Every entry must be given again exactly.

* START AVAILABLE RECORDS *

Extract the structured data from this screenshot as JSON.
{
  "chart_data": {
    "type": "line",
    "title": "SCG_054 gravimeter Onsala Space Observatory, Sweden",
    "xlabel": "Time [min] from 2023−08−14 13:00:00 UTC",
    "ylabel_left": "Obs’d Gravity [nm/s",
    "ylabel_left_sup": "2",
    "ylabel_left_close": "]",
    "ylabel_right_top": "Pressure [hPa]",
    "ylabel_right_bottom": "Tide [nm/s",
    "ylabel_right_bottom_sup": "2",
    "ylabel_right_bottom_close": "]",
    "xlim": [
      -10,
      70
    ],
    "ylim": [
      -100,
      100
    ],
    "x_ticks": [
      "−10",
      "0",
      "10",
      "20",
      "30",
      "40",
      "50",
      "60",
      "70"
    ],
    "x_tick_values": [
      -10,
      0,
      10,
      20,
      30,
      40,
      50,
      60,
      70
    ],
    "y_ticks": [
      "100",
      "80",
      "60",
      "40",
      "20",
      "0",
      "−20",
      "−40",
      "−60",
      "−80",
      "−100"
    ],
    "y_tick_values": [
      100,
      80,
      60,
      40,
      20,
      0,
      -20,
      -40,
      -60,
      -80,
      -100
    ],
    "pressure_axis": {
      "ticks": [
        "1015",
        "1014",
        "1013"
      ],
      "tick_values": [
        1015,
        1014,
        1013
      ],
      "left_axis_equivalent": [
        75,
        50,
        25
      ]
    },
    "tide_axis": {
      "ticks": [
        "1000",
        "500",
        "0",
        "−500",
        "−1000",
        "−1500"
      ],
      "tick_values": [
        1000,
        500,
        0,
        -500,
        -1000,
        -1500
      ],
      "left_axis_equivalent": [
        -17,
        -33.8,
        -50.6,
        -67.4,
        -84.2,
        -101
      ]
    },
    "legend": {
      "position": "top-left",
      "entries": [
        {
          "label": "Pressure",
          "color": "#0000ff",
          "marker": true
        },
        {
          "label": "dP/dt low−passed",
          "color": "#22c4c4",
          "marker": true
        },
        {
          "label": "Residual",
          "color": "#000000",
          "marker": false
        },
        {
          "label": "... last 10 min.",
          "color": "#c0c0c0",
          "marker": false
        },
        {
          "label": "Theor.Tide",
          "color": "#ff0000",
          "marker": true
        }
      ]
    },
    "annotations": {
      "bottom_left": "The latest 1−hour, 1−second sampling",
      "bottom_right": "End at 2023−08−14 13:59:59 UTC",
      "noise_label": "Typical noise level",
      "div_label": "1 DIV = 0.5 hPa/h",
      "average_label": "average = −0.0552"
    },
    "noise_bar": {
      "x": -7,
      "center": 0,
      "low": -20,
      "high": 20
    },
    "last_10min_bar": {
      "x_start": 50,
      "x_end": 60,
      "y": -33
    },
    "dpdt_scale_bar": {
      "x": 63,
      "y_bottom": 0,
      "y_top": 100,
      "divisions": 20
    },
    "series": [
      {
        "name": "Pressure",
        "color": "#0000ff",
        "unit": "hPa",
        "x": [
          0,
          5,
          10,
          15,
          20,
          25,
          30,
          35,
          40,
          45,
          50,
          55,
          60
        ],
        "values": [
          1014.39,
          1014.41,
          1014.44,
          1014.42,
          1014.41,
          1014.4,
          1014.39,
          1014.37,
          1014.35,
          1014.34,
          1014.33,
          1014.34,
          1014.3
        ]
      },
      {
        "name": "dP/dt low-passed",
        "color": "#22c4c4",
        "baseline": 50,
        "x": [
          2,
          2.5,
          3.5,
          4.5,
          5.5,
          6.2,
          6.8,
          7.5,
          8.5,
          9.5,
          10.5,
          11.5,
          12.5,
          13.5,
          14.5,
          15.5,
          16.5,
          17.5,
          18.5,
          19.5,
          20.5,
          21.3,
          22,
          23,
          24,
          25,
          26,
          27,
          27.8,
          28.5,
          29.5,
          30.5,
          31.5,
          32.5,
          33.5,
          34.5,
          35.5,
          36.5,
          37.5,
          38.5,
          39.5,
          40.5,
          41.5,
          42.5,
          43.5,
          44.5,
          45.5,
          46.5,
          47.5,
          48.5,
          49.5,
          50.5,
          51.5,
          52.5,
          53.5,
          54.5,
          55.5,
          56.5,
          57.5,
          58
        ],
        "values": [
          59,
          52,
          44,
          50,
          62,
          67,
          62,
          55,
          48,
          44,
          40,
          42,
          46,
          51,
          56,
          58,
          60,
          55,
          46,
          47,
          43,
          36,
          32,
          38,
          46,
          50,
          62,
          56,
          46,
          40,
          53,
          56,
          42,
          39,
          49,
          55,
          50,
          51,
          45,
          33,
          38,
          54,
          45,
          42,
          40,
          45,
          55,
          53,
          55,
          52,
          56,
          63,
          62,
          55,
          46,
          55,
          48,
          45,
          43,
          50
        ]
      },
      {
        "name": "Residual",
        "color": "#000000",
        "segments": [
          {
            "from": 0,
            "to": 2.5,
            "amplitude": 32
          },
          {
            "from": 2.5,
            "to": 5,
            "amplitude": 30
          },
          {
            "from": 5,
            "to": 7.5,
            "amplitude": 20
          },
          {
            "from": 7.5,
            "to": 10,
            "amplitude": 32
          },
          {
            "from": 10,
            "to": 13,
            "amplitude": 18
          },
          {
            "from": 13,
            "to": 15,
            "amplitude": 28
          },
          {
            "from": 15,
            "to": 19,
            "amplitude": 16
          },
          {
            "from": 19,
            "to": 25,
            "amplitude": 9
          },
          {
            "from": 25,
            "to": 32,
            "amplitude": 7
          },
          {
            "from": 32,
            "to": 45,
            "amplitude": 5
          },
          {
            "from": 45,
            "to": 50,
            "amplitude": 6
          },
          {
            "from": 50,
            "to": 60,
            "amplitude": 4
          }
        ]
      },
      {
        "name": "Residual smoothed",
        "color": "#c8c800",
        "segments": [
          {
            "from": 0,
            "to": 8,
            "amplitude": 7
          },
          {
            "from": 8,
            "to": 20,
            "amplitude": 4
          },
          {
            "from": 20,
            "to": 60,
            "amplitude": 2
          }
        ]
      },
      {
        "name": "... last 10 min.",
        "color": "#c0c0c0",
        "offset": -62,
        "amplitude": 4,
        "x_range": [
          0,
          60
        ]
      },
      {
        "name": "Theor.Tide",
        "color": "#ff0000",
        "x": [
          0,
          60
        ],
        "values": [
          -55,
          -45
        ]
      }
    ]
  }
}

* END AVAILABLE RECORDS *

**TASK SOLUTION**
Extract the structured data from this screenshot as JSON.
{
  "chart_data": {
    "type": "line",
    "title": "SCG_054 gravimeter Onsala Space Observatory, Sweden",
    "xlabel": "Time [min] from 2023−08−14 13:00:00 UTC",
    "ylabel_left": "Obs’d Gravity [nm/s",
    "ylabel_left_sup": "2",
    "ylabel_left_close": "]",
    "ylabel_right_top": "Pressure [hPa]",
    "ylabel_right_bottom": "Tide [nm/s",
    "ylabel_right_bottom_sup": "2",
    "ylabel_right_bottom_close": "]",
    "xlim": [
      -10,
      70
    ],
    "ylim": [
      -100,
      100
    ],
    "x_ticks": [
      "−10",
      "0",
      "10",
      "20",
      "30",
      "40",
      "50",
      "60",
      "70"
    ],
    "x_tick_values": [
      -10,
      0,
      10,
      20,
      30,
      40,
      50,
      60,
      70
    ],
    "y_ticks": [
      "100",
      "80",
      "60",
      "40",
      "20",
      "0",
      "−20",
      "−40",
      "−60",
      "−80",
      "−100"
    ],
    "y_tick_values": [
      100,
      80,
      60,
      40,
      20,
      0,
      -20,
      -40,
      -60,
      -80,
      -100
    ],
    "pressure_axis": {
      "ticks": [
        "1015",
        "1014",
        "1013"
      ],
      "tick_values": [
        1015,
        1014,
        1013
      ],
      "left_axis_equivalent": [
        75,
        50,
        25
      ]
    },
    "tide_axis": {
      "ticks": [
        "1000",
        "500",
        "0",
        "−500",
        "−1000",
        "−1500"
      ],
      "tick_values": [
        1000,
        500,
        0,
        -500,
        -1000,
        -1500
      ],
      "left_axis_equivalent": [
        -17,
        -33.8,
        -50.6,
        -67.4,
        -84.2,
        -101
      ]
    },
    "legend": {
      "position": "top-left",
      "entries": [
        {
          "label": "Pressure",
          "color": "#0000ff",
          "marker": true
        },
        {
          "label": "dP/dt low−passed",
          "color": "#22c4c4",
          "marker": true
        },
        {
          "label": "Residual",
          "color": "#000000",
          "marker": false
        },
        {
          "label": "... last 10 min.",
          "color": "#c0c0c0",
          "marker": false
        },
        {
          "label": "Theor.Tide",
          "color": "#ff0000",
          "marker": true
        }
      ]
    },
    "annotations": {
      "bottom_left": "The latest 1−hour, 1−second sampling",
      "bottom_right": "End at 2023−08−14 13:59:59 UTC",
      "noise_label": "Typical noise level",
      "div_label": "1 DIV = 0.5 hPa/h",
      "average_label": "average = −0.0552"
    },
    "noise_bar": {
      "x": -7,
      "center": 0,
      "low": -20,
      "high": 20
    },
    "last_10min_bar": {
      "x_start": 50,
      "x_end": 60,
      "y": -33
    },
    "dpdt_scale_bar": {
      "x": 63,
      "y_bottom": 0,
      "y_top": 100,
      "divisions": 20
    },
    "series": [
      {
        "name": "Pressure",
        "color": "#0000ff",
        "unit": "hPa",
        "x": [
          0,
          5,
          10,
          15,
          20,
          25,
          30,
          35,
          40,
          45,
          50,
          55,
          60
        ],
        "values": [
          1014.39,
          1014.41,
          1014.44,
          1014.42,
          1014.41,
          1014.4,
          1014.39,
          1014.37,
          1014.35,
          1014.34,
          1014.33,
          1014.34,
          1014.3
        ]
      },
      {
        "name": "dP/dt low-passed",
        "color": "#22c4c4",
        "baseline": 50,
        "x": [
          2,
          2.5,
          3.5,
          4.5,
          5.5,
          6.2,
          6.8,
          7.5,
          8.5,
          9.5,
          10.5,
          11.5,
          12.5,
          13.5,
          14.5,
          15.5,
          16.5,
          17.5,
          18.5,
          19.5,
          20.5,
          21.3,
          22,
          23,
          24,
          25,
          26,
          27,
          27.8,
          28.5,
          29.5,
          30.5,
          31.5,
          32.5,
          33.5,
          34.5,
          35.5,
          36.5,
          37.5,
          38.5,
          39.5,
          40.5,
          41.5,
          42.5,
          43.5,
          44.5,
          45.5,
          46.5,
          47.5,
          48.5,
          49.5,
          50.5,
          51.5,
          52.5,
          53.5,
          54.5,
          55.5,
          56.5,
          57.5,
          58
        ],
        "values": [
          59,
          52,
          44,
          50,
          62,
          67,
          62,
          55,
          48,
          44,
          40,
          42,
          46,
          51,
          56,
          58,
          60,
          55,
          46,
          47,
          43,
          36,
          32,
          38,
          46,
          50,
          62,
          56,
          46,
          40,
          53,
          56,
          42,
          39,
          49,
          55,
          50,
          51,
          45,
          33,
          38,
          54,
          45,
          42,
          40,
          45,
          55,
          53,
          55,
          52,
          56,
          63,
          62,
          55,
          46,
          55,
          48,
          45,
          43,
          50
        ]
      },
      {
        "name": "Residual",
        "color": "#000000",
        "segments": [
          {
            "from": 0,
            "to": 2.5,
            "amplitude": 32
          },
          {
            "from": 2.5,
            "to": 5,
            "amplitude": 30
          },
          {
            "from": 5,
            "to": 7.5,
            "amplitude": 20
          },
          {
            "from": 7.5,
            "to": 10,
            "amplitude": 32
          },
          {
            "from": 10,
            "to": 13,
            "amplitude": 18
          },
          {
            "from": 13,
            "to": 15,
            "amplitude": 28
          },
          {
            "from": 15,
            "to": 19,
            "amplitude": 16
          },
          {
            "from": 19,
            "to": 25,
            "amplitude": 9
          },
          {
            "from": 25,
            "to": 32,
            "amplitude": 7
          },
          {
            "from": 32,
            "to": 45,
            "amplitude": 5
          },
          {
            "from": 45,
            "to": 50,
            "amplitude": 6
          },
          {
            "from": 50,
            "to": 60,
            "amplitude": 4
          }
        ]
      },
      {
        "name": "Residual smoothed",
        "color": "#c8c800",
        "segments": [
          {
            "from": 0,
            "to": 8,
            "amplitude": 7
          },
          {
            "from": 8,
            "to": 20,
            "amplitude": 4
          },
          {
            "from": 20,
            "to": 60,
            "amplitude": 2
          }
        ]
      },
      {
        "name": "... last 10 min.",
        "color": "#c0c0c0",
        "offset": -62,
        "amplitude": 4,
        "x_range": [
          0,
          60
        ]
      },
      {
        "name": "Theor.Tide",
        "color": "#ff0000",
        "x": [
          0,
          60
        ],
        "values": [
          -55,
          -45
        ]
      }
    ]
  }
}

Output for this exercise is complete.